Written request: Retype the listing that follows, exactly as written.

The records:
━━━━━━━━
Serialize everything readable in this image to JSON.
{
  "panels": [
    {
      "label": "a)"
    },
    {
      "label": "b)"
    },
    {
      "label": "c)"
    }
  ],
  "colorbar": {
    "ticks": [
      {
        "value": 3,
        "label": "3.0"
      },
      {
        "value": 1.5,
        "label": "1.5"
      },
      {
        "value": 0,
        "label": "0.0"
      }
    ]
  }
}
━━━━━━━━
Solved exercise:
Serialize everything readable in this image to JSON.
{
  "panels": [
    {
      "label": "a)"
    },
    {
      "label": "b)"
    },
    {
      "label": "c)"
    }
  ],
  "colorbar": {
    "ticks": [
      {
        "value": 3,
        "label": "3.0"
      },
      {
        "value": 1.5,
        "label": "1.5"
      },
      {
        "value": 0,
        "label": "0.0"
      }
    ]
  }
}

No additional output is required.